Exercise objective
Take each line that has the word "Alexia" and return it.
— begin Information shown —
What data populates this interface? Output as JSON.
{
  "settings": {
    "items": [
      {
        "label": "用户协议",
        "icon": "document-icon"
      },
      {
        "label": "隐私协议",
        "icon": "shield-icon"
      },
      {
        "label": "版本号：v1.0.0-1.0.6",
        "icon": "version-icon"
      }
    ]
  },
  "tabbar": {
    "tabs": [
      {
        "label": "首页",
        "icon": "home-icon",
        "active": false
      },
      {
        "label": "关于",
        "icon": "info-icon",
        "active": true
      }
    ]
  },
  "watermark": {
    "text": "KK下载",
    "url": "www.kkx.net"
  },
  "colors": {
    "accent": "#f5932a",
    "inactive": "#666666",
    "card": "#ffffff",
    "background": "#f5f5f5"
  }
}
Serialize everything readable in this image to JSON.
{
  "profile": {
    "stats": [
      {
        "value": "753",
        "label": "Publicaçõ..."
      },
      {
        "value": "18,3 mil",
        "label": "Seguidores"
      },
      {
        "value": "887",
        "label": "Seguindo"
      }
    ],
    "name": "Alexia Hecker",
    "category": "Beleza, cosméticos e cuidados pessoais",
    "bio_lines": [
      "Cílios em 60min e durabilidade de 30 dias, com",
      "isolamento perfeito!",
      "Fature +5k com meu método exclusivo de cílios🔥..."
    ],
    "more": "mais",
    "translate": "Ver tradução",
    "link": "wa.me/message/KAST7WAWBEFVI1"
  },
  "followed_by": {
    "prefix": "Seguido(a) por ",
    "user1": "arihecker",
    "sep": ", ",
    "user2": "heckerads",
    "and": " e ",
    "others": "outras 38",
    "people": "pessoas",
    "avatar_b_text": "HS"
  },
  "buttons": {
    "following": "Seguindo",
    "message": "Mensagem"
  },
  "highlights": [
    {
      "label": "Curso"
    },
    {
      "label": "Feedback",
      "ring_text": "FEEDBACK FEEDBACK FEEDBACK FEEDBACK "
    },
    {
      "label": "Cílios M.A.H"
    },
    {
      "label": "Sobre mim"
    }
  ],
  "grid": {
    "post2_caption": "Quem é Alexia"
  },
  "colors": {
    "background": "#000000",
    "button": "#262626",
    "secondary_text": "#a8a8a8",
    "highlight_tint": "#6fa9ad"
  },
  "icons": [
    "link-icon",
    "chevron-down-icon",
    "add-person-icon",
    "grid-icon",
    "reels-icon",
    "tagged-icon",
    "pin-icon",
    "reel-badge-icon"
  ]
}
— end Information shown —
Correct response
    "name": "Alexia Hecker",
    "post2_caption": "Quem é Alexia"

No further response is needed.